→ **Task objective**:
Print each line exactly as it is given.

Dataset records:
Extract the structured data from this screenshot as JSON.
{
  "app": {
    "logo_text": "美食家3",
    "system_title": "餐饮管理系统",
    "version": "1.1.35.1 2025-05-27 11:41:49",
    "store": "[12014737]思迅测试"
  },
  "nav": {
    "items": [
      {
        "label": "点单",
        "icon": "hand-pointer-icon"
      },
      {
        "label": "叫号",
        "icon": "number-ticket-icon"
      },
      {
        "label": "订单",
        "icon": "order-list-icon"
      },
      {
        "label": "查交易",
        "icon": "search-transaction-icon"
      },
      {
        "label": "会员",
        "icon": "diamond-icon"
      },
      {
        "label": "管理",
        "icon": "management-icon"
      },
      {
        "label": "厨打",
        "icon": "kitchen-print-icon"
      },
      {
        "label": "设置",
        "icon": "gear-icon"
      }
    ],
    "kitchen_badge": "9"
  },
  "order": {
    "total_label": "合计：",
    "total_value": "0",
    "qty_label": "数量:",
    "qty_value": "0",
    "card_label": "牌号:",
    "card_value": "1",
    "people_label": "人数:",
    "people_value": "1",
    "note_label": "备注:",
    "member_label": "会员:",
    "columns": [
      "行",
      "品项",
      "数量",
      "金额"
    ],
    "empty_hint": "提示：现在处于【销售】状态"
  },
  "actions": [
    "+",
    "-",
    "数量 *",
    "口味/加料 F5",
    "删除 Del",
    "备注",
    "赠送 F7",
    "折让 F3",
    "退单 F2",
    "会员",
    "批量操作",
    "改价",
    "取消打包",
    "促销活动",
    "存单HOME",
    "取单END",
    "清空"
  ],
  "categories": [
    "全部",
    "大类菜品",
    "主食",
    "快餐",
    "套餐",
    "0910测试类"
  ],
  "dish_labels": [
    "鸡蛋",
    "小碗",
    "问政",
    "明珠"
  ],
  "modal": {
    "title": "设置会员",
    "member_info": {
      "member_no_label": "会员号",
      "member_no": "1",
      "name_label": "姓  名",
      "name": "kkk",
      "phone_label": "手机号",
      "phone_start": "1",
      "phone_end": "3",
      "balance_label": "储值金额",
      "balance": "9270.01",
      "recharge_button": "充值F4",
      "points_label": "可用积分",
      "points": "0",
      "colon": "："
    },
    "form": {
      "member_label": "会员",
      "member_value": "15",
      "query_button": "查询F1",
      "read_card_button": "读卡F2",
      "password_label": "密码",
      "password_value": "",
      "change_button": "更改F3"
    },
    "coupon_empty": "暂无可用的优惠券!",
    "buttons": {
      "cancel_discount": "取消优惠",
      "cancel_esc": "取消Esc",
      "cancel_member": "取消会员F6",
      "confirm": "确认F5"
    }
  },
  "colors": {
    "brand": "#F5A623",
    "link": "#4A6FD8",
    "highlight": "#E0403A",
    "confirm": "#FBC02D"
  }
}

→ **Solution to this exercise**:
Extract the structured data from this screenshot as JSON.
{
  "app": {
    "logo_text": "美食家3",
    "system_title": "餐饮管理系统",
    "version": "1.1.35.1 2025-05-27 11:41:49",
    "store": "[12014737]思迅测试"
  },
  "nav": {
    "items": [
      {
        "label": "点单",
        "icon": "hand-pointer-icon"
      },
      {
        "label": "叫号",
        "icon": "number-ticket-icon"
      },
      {
        "label": "订单",
        "icon": "order-list-icon"
      },
      {
        "label": "查交易",
        "icon": "search-transaction-icon"
      },
      {
        "label": "会员",
        "icon": "diamond-icon"
      },
      {
        "label": "管理",
        "icon": "management-icon"
      },
      {
        "label": "厨打",
        "icon": "kitchen-print-icon"
      },
      {
        "label": "设置",
        "icon": "gear-icon"
      }
    ],
    "kitchen_badge": "9"
  },
  "order": {
    "total_label": "合计：",
    "total_value": "0",
    "qty_label": "数量:",
    "qty_value": "0",
    "card_label": "牌号:",
    "card_value": "1",
    "people_label": "人数:",
    "people_value": "1",
    "note_label": "备注:",
    "member_label": "会员:",
    "columns": [
      "行",
      "品项",
      "数量",
      "金额"
    ],
    "empty_hint": "提示：现在处于【销售】状态"
  },
  "actions": [
    "+",
    "-",
    "数量 *",
    "口味/加料 F5",
    "删除 Del",
    "备注",
    "赠送 F7",
    "折让 F3",
    "退单 F2",
    "会员",
    "批量操作",
    "改价",
    "取消打包",
    "促销活动",
    "存单HOME",
    "取单END",
    "清空"
  ],
  "categories": [
    "全部",
    "大类菜品",
    "主食",
    "快餐",
    "套餐",
    "0910测试类"
  ],
  "dish_labels": [
    "鸡蛋",
    "小碗",
    "问政",
    "明珠"
  ],
  "modal": {
    "title": "设置会员",
    "member_info": {
      "member_no_label": "会员号",
      "member_no": "1",
      "name_label": "姓  名",
      "name": "kkk",
      "phone_label": "手机号",
      "phone_start": "1",
      "phone_end": "3",
      "balance_label": "储值金额",
      "balance": "9270.01",
      "recharge_button": "充值F4",
      "points_label": "可用积分",
      "points": "0",
      "colon": "："
    },
    "form": {
      "member_label": "会员",
      "member_value": "15",
      "query_button": "查询F1",
      "read_card_button": "读卡F2",
      "password_label": "密码",
      "password_value": "",
      "change_button": "更改F3"
    },
    "coupon_empty": "暂无可用的优惠券!",
    "buttons": {
      "cancel_discount": "取消优惠",
      "cancel_esc": "取消Esc",
      "cancel_member": "取消会员F6",
      "confirm": "确认F5"
    }
  },
  "colors": {
    "brand": "#F5A623",
    "link": "#4A6FD8",
    "highlight": "#E0403A",
    "confirm": "#FBC02D"
  }
}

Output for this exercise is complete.